Collected data
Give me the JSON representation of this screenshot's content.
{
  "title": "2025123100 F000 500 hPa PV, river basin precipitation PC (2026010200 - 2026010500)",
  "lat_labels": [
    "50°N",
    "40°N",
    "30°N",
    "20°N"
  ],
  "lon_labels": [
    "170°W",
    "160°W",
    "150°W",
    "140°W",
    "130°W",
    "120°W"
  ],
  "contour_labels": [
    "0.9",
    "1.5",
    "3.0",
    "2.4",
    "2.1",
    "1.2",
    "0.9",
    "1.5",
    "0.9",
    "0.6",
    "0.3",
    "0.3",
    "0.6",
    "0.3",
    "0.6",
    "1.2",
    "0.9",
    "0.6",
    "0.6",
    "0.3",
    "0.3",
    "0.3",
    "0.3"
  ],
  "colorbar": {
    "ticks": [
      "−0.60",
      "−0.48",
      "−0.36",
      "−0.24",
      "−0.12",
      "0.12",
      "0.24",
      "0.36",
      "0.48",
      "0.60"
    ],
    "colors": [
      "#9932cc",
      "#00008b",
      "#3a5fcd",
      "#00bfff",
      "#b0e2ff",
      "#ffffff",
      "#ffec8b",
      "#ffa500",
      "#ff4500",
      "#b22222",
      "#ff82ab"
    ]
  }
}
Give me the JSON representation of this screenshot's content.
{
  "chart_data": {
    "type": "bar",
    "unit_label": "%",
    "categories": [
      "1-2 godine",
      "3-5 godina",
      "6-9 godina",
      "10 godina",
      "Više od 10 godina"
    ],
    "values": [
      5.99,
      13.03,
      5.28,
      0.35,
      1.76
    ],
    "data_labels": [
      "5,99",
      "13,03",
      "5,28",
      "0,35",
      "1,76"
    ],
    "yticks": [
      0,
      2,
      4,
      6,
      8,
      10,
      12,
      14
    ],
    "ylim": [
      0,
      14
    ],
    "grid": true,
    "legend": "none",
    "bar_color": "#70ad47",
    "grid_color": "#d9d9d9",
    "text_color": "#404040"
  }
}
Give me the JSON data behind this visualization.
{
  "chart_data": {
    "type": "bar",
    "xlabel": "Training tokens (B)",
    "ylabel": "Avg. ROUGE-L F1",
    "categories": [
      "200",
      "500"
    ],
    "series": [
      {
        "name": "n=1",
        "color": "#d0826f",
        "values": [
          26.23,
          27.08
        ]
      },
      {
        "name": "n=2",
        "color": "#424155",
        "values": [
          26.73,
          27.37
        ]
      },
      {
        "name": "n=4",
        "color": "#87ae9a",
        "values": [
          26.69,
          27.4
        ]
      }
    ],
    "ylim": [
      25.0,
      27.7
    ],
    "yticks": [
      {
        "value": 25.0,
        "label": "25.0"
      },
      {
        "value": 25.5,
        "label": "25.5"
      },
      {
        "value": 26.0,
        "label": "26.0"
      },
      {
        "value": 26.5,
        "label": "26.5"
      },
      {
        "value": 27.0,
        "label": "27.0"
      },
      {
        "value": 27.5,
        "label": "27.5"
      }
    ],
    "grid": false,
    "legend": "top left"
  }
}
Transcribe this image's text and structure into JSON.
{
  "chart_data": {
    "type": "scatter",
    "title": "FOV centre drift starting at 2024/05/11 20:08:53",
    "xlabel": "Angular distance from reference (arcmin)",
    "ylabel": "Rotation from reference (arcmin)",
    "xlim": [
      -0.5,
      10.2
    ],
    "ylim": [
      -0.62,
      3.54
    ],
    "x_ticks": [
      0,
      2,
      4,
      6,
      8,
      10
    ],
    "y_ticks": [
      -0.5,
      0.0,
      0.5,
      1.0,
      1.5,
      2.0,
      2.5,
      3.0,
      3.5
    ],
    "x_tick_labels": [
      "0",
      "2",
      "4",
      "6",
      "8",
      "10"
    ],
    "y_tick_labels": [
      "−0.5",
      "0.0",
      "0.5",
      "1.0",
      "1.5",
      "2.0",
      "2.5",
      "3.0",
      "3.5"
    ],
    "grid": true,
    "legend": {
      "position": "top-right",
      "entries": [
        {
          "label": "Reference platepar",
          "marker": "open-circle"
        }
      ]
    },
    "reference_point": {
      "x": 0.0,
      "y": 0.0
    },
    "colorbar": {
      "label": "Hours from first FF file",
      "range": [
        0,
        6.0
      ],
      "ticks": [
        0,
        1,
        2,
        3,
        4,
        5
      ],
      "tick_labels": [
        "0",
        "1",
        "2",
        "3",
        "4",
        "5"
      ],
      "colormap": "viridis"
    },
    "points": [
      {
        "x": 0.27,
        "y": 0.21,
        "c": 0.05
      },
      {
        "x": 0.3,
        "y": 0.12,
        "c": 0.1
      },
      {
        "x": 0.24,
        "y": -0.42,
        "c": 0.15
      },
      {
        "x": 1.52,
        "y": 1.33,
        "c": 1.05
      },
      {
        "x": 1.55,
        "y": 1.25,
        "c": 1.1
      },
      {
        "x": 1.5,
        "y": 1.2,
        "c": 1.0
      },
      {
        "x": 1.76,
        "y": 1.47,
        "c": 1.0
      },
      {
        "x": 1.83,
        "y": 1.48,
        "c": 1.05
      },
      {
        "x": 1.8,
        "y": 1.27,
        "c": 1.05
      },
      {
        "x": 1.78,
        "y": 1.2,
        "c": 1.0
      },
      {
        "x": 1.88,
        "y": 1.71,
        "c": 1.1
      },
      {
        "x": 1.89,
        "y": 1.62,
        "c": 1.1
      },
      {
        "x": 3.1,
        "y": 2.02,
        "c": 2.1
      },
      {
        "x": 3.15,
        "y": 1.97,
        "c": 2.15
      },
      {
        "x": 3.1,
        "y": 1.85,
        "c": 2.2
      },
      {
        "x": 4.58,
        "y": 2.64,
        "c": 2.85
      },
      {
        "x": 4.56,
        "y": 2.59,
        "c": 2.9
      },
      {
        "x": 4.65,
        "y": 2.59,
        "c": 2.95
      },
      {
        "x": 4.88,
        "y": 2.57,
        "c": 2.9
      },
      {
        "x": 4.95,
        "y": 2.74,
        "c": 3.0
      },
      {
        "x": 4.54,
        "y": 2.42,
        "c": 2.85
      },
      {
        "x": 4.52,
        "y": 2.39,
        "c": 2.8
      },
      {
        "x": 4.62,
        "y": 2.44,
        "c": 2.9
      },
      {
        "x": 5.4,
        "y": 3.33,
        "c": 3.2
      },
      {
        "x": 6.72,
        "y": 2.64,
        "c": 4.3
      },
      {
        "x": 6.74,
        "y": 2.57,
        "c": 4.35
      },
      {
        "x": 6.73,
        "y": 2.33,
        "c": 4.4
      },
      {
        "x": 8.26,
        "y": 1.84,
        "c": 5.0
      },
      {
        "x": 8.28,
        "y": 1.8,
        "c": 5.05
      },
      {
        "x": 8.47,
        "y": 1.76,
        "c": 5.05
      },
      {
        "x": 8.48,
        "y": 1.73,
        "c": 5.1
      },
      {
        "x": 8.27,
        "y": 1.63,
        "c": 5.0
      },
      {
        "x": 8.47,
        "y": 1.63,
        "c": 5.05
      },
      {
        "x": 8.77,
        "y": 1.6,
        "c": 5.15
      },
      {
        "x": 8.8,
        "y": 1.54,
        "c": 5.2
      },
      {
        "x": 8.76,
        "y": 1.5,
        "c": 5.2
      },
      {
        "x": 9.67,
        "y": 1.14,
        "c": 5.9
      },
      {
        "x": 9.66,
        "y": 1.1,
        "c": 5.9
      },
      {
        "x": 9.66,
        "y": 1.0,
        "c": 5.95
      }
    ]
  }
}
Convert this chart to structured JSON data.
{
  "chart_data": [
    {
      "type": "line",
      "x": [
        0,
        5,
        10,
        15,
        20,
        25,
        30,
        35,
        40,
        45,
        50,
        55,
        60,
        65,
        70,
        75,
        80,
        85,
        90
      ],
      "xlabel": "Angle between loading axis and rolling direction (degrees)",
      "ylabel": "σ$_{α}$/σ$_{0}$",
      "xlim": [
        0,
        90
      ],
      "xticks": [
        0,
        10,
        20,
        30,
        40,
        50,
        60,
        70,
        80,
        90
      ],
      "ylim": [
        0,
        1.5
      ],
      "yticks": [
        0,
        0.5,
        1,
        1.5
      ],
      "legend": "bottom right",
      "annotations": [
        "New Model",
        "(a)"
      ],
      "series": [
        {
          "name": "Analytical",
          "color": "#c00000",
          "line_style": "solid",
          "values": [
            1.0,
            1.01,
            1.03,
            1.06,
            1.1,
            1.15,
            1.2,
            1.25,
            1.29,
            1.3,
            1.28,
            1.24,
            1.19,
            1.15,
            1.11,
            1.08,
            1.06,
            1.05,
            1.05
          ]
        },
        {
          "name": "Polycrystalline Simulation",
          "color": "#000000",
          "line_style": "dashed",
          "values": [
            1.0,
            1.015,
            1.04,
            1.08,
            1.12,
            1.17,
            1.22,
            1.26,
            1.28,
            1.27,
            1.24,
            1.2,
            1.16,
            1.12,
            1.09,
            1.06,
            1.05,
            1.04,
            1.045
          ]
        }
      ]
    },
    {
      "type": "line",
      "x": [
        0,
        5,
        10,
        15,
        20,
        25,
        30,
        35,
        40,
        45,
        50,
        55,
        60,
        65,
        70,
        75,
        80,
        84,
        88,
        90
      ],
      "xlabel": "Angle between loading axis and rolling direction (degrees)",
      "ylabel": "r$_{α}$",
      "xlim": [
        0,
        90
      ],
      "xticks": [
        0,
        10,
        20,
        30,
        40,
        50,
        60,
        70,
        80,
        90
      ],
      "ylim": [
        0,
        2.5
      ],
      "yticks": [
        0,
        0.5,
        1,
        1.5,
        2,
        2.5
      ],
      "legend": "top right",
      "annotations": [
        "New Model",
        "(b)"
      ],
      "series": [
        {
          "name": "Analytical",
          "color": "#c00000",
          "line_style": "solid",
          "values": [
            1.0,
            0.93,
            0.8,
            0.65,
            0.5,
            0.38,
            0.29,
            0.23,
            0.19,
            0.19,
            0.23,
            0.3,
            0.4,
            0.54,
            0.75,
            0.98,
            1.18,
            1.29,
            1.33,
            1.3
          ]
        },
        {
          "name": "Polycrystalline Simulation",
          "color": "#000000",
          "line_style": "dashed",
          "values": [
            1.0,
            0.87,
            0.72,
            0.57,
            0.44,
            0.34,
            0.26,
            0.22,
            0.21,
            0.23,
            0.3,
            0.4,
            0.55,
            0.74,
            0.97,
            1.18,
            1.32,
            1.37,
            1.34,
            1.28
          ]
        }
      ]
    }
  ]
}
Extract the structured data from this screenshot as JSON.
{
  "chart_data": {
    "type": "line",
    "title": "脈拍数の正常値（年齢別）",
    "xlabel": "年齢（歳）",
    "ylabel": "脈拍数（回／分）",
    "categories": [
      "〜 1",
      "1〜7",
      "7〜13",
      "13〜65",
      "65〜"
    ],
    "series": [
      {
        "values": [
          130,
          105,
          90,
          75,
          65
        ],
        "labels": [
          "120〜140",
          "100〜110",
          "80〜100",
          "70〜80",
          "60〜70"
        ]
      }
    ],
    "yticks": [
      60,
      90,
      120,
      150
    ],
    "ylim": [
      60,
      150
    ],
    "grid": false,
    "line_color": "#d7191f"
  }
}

> [Problem to work on] Give the number of lines above in which the word "structured" occurs, with nothing else.

> [The solution] 2